Exercise description:
Please write the listing below out again exactly, leaving every picture behind.
═══ Items
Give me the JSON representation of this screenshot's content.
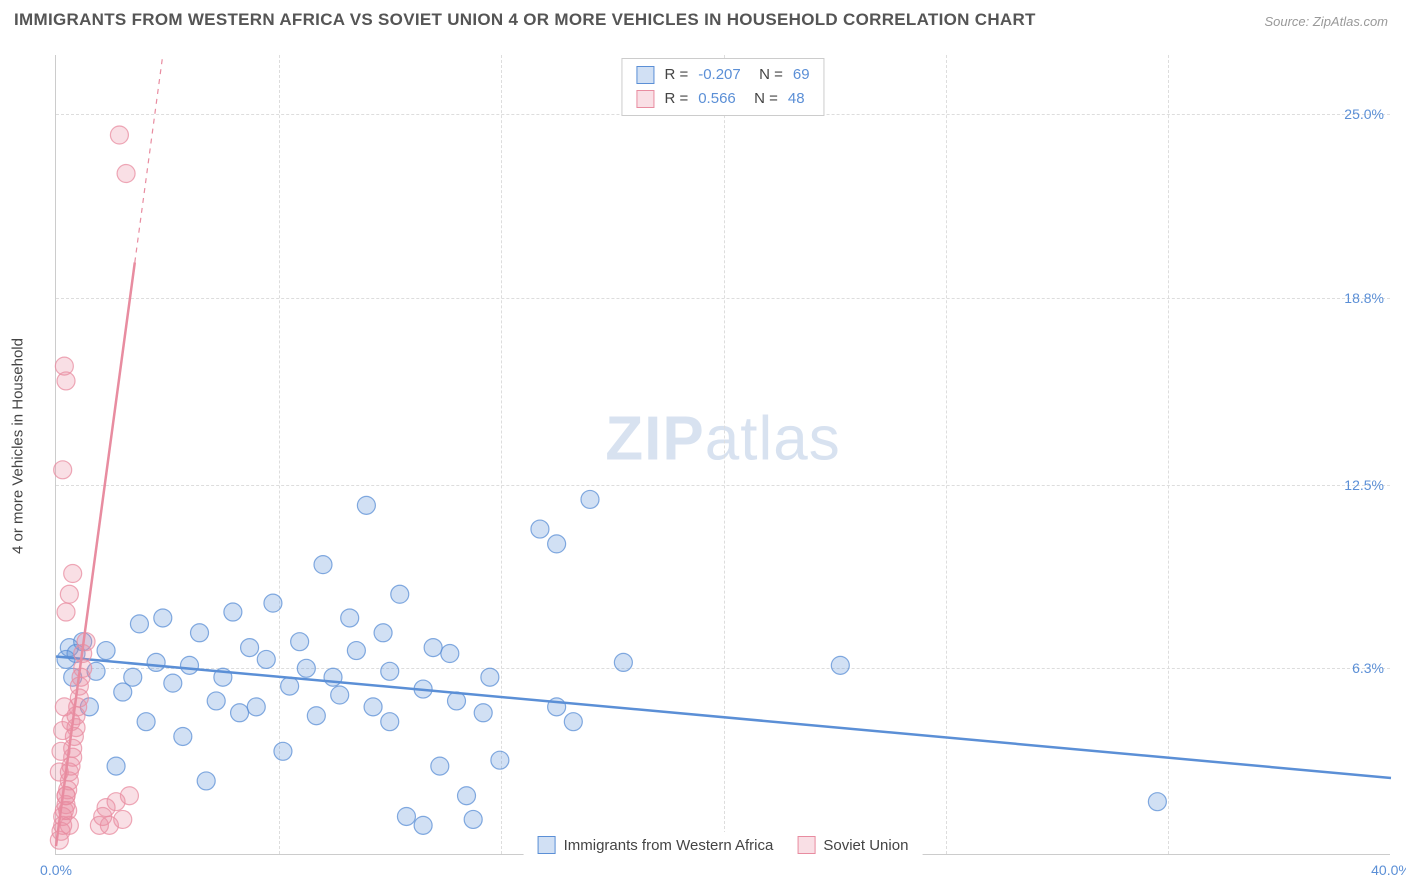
{
  "title": "IMMIGRANTS FROM WESTERN AFRICA VS SOVIET UNION 4 OR MORE VEHICLES IN HOUSEHOLD CORRELATION CHART",
  "source": "Source: ZipAtlas.com",
  "ylabel": "4 or more Vehicles in Household",
  "watermark_bold": "ZIP",
  "watermark_light": "atlas",
  "chart": {
    "type": "scatter",
    "xlim": [
      0,
      40
    ],
    "ylim": [
      0,
      27
    ],
    "xticks": [
      {
        "v": 0,
        "l": "0.0%"
      },
      {
        "v": 40,
        "l": "40.0%"
      }
    ],
    "yticks": [
      {
        "v": 6.3,
        "l": "6.3%"
      },
      {
        "v": 12.5,
        "l": "12.5%"
      },
      {
        "v": 18.8,
        "l": "18.8%"
      },
      {
        "v": 25.0,
        "l": "25.0%"
      }
    ],
    "vgrid": [
      6.67,
      13.33,
      20,
      26.67,
      33.33
    ],
    "background_color": "#ffffff",
    "grid_color": "#dddddd",
    "marker_radius": 9,
    "marker_fill_opacity": 0.28,
    "marker_stroke_opacity": 0.75,
    "line_width": 2.5,
    "series": [
      {
        "key": "wafrica",
        "label": "Immigrants from Western Africa",
        "color": "#5b8fd6",
        "R": "-0.207",
        "N": "69",
        "trend": {
          "x1": 0,
          "y1": 6.7,
          "x2": 40,
          "y2": 2.6
        },
        "points": [
          [
            0.3,
            6.6
          ],
          [
            0.4,
            7.0
          ],
          [
            0.5,
            6.0
          ],
          [
            0.6,
            6.8
          ],
          [
            0.8,
            7.2
          ],
          [
            1.0,
            5.0
          ],
          [
            1.2,
            6.2
          ],
          [
            1.5,
            6.9
          ],
          [
            1.8,
            3.0
          ],
          [
            2.0,
            5.5
          ],
          [
            2.3,
            6.0
          ],
          [
            2.5,
            7.8
          ],
          [
            2.7,
            4.5
          ],
          [
            3.0,
            6.5
          ],
          [
            3.2,
            8.0
          ],
          [
            3.5,
            5.8
          ],
          [
            3.8,
            4.0
          ],
          [
            4.0,
            6.4
          ],
          [
            4.3,
            7.5
          ],
          [
            4.5,
            2.5
          ],
          [
            4.8,
            5.2
          ],
          [
            5.0,
            6.0
          ],
          [
            5.3,
            8.2
          ],
          [
            5.5,
            4.8
          ],
          [
            5.8,
            7.0
          ],
          [
            6.0,
            5.0
          ],
          [
            6.3,
            6.6
          ],
          [
            6.5,
            8.5
          ],
          [
            6.8,
            3.5
          ],
          [
            7.0,
            5.7
          ],
          [
            7.3,
            7.2
          ],
          [
            7.5,
            6.3
          ],
          [
            7.8,
            4.7
          ],
          [
            8.0,
            9.8
          ],
          [
            8.3,
            6.0
          ],
          [
            8.5,
            5.4
          ],
          [
            8.8,
            8.0
          ],
          [
            9.0,
            6.9
          ],
          [
            9.3,
            11.8
          ],
          [
            9.5,
            5.0
          ],
          [
            9.8,
            7.5
          ],
          [
            10.0,
            6.2
          ],
          [
            10.0,
            4.5
          ],
          [
            10.3,
            8.8
          ],
          [
            10.5,
            1.3
          ],
          [
            11.0,
            5.6
          ],
          [
            11.0,
            1.0
          ],
          [
            11.3,
            7.0
          ],
          [
            11.5,
            3.0
          ],
          [
            11.8,
            6.8
          ],
          [
            12.0,
            5.2
          ],
          [
            12.3,
            2.0
          ],
          [
            12.5,
            1.2
          ],
          [
            12.8,
            4.8
          ],
          [
            13.0,
            6.0
          ],
          [
            13.3,
            3.2
          ],
          [
            14.5,
            11.0
          ],
          [
            15.0,
            10.5
          ],
          [
            15.0,
            5.0
          ],
          [
            15.5,
            4.5
          ],
          [
            16.0,
            12.0
          ],
          [
            17.0,
            6.5
          ],
          [
            23.5,
            6.4
          ],
          [
            33.0,
            1.8
          ]
        ]
      },
      {
        "key": "soviet",
        "label": "Soviet Union",
        "color": "#e88ca0",
        "R": "0.566",
        "N": "48",
        "trend": {
          "x1": 0,
          "y1": 0.3,
          "x2": 3.2,
          "y2": 27
        },
        "trend_dash_after_y": 20,
        "points": [
          [
            0.1,
            0.5
          ],
          [
            0.15,
            0.8
          ],
          [
            0.2,
            1.0
          ],
          [
            0.2,
            1.3
          ],
          [
            0.25,
            1.5
          ],
          [
            0.3,
            1.7
          ],
          [
            0.3,
            2.0
          ],
          [
            0.35,
            2.2
          ],
          [
            0.4,
            2.5
          ],
          [
            0.4,
            2.8
          ],
          [
            0.45,
            3.0
          ],
          [
            0.5,
            3.3
          ],
          [
            0.5,
            3.6
          ],
          [
            0.55,
            4.0
          ],
          [
            0.6,
            4.3
          ],
          [
            0.6,
            4.7
          ],
          [
            0.65,
            5.0
          ],
          [
            0.7,
            5.3
          ],
          [
            0.7,
            5.7
          ],
          [
            0.75,
            6.0
          ],
          [
            0.8,
            6.3
          ],
          [
            0.8,
            6.8
          ],
          [
            0.9,
            7.2
          ],
          [
            0.3,
            8.2
          ],
          [
            0.4,
            8.8
          ],
          [
            0.5,
            9.5
          ],
          [
            0.2,
            13.0
          ],
          [
            0.3,
            16.0
          ],
          [
            0.25,
            16.5
          ],
          [
            1.3,
            1.0
          ],
          [
            1.4,
            1.3
          ],
          [
            1.5,
            1.6
          ],
          [
            1.6,
            1.0
          ],
          [
            1.8,
            1.8
          ],
          [
            2.0,
            1.2
          ],
          [
            2.2,
            2.0
          ],
          [
            0.1,
            2.8
          ],
          [
            0.15,
            3.5
          ],
          [
            0.2,
            4.2
          ],
          [
            0.25,
            5.0
          ],
          [
            0.3,
            2.0
          ],
          [
            0.35,
            1.5
          ],
          [
            0.4,
            1.0
          ],
          [
            0.45,
            4.5
          ],
          [
            1.9,
            24.3
          ],
          [
            2.1,
            23.0
          ]
        ]
      }
    ]
  }
}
══════
Written answer:
Give me the JSON representation of this screenshot's content.
{
  "title": "IMMIGRANTS FROM WESTERN AFRICA VS SOVIET UNION 4 OR MORE VEHICLES IN HOUSEHOLD CORRELATION CHART",
  "source": "Source: ZipAtlas.com",
  "ylabel": "4 or more Vehicles in Household",
  "watermark_bold": "ZIP",
  "watermark_light": "atlas",
  "chart": {
    "type": "scatter",
    "xlim": [
      0,
      40
    ],
    "ylim": [
      0,
      27
    ],
    "xticks": [
      {
        "v": 0,
        "l": "0.0%"
      },
      {
        "v": 40,
        "l": "40.0%"
      }
    ],
    "yticks": [
      {
        "v": 6.3,
        "l": "6.3%"
      },
      {
        "v": 12.5,
        "l": "12.5%"
      },
      {
        "v": 18.8,
        "l": "18.8%"
      },
      {
        "v": 25.0,
        "l": "25.0%"
      }
    ],
    "vgrid": [
      6.67,
      13.33,
      20,
      26.67,
      33.33
    ],
    "background_color": "#ffffff",
    "grid_color": "#dddddd",
    "marker_radius": 9,
    "marker_fill_opacity": 0.28,
    "marker_stroke_opacity": 0.75,
    "line_width": 2.5,
    "series": [
      {
        "key": "wafrica",
        "label": "Immigrants from Western Africa",
        "color": "#5b8fd6",
        "R": "-0.207",
        "N": "69",
        "trend": {
          "x1": 0,
          "y1": 6.7,
          "x2": 40,
          "y2": 2.6
        },
        "points": [
          [
            0.3,
            6.6
          ],
          [
            0.4,
            7.0
          ],
          [
            0.5,
            6.0
          ],
          [
            0.6,
            6.8
          ],
          [
            0.8,
            7.2
          ],
          [
            1.0,
            5.0
          ],
          [
            1.2,
            6.2
          ],
          [
            1.5,
            6.9
          ],
          [
            1.8,
            3.0
          ],
          [
            2.0,
            5.5
          ],
          [
            2.3,
            6.0
          ],
          [
            2.5,
            7.8
          ],
          [
            2.7,
            4.5
          ],
          [
            3.0,
            6.5
          ],
          [
            3.2,
            8.0
          ],
          [
            3.5,
            5.8
          ],
          [
            3.8,
            4.0
          ],
          [
            4.0,
            6.4
          ],
          [
            4.3,
            7.5
          ],
          [
            4.5,
            2.5
          ],
          [
            4.8,
            5.2
          ],
          [
            5.0,
            6.0
          ],
          [
            5.3,
            8.2
          ],
          [
            5.5,
            4.8
          ],
          [
            5.8,
            7.0
          ],
          [
            6.0,
            5.0
          ],
          [
            6.3,
            6.6
          ],
          [
            6.5,
            8.5
          ],
          [
            6.8,
            3.5
          ],
          [
            7.0,
            5.7
          ],
          [
            7.3,
            7.2
          ],
          [
            7.5,
            6.3
          ],
          [
            7.8,
            4.7
          ],
          [
            8.0,
            9.8
          ],
          [
            8.3,
            6.0
          ],
          [
            8.5,
            5.4
          ],
          [
            8.8,
            8.0
          ],
          [
            9.0,
            6.9
          ],
          [
            9.3,
            11.8
          ],
          [
            9.5,
            5.0
          ],
          [
            9.8,
            7.5
          ],
          [
            10.0,
            6.2
          ],
          [
            10.0,
            4.5
          ],
          [
            10.3,
            8.8
          ],
          [
            10.5,
            1.3
          ],
          [
            11.0,
            5.6
          ],
          [
            11.0,
            1.0
          ],
          [
            11.3,
            7.0
          ],
          [
            11.5,
            3.0
          ],
          [
            11.8,
            6.8
          ],
          [
            12.0,
            5.2
          ],
          [
            12.3,
            2.0
          ],
          [
            12.5,
            1.2
          ],
          [
            12.8,
            4.8
          ],
          [
            13.0,
            6.0
          ],
          [
            13.3,
            3.2
          ],
          [
            14.5,
            11.0
          ],
          [
            15.0,
            10.5
          ],
          [
            15.0,
            5.0
          ],
          [
            15.5,
            4.5
          ],
          [
            16.0,
            12.0
          ],
          [
            17.0,
            6.5
          ],
          [
            23.5,
            6.4
          ],
          [
            33.0,
            1.8
          ]
        ]
      },
      {
        "key": "soviet",
        "label": "Soviet Union",
        "color": "#e88ca0",
        "R": "0.566",
        "N": "48",
        "trend": {
          "x1": 0,
          "y1": 0.3,
          "x2": 3.2,
          "y2": 27
        },
        "trend_dash_after_y": 20,
        "points": [
          [
            0.1,
            0.5
          ],
          [
            0.15,
            0.8
          ],
          [
            0.2,
            1.0
          ],
          [
            0.2,
            1.3
          ],
          [
            0.25,
            1.5
          ],
          [
            0.3,
            1.7
          ],
          [
            0.3,
            2.0
          ],
          [
            0.35,
            2.2
          ],
          [
            0.4,
            2.5
          ],
          [
            0.4,
            2.8
          ],
          [
            0.45,
            3.0
          ],
          [
            0.5,
            3.3
          ],
          [
            0.5,
            3.6
          ],
          [
            0.55,
            4.0
          ],
          [
            0.6,
            4.3
          ],
          [
            0.6,
            4.7
          ],
          [
            0.65,
            5.0
          ],
          [
            0.7,
            5.3
          ],
          [
            0.7,
            5.7
          ],
          [
            0.75,
            6.0
          ],
          [
            0.8,
            6.3
          ],
          [
            0.8,
            6.8
          ],
          [
            0.9,
            7.2
          ],
          [
            0.3,
            8.2
          ],
          [
            0.4,
            8.8
          ],
          [
            0.5,
            9.5
          ],
          [
            0.2,
            13.0
          ],
          [
            0.3,
            16.0
          ],
          [
            0.25,
            16.5
          ],
          [
            1.3,
            1.0
          ],
          [
            1.4,
            1.3
          ],
          [
            1.5,
            1.6
          ],
          [
            1.6,
            1.0
          ],
          [
            1.8,
            1.8
          ],
          [
            2.0,
            1.2
          ],
          [
            2.2,
            2.0
          ],
          [
            0.1,
            2.8
          ],
          [
            0.15,
            3.5
          ],
          [
            0.2,
            4.2
          ],
          [
            0.25,
            5.0
          ],
          [
            0.3,
            2.0
          ],
          [
            0.35,
            1.5
          ],
          [
            0.4,
            1.0
          ],
          [
            0.45,
            4.5
          ],
          [
            1.9,
            24.3
          ],
          [
            2.1,
            23.0
          ]
        ]
      }
    ]
  }
}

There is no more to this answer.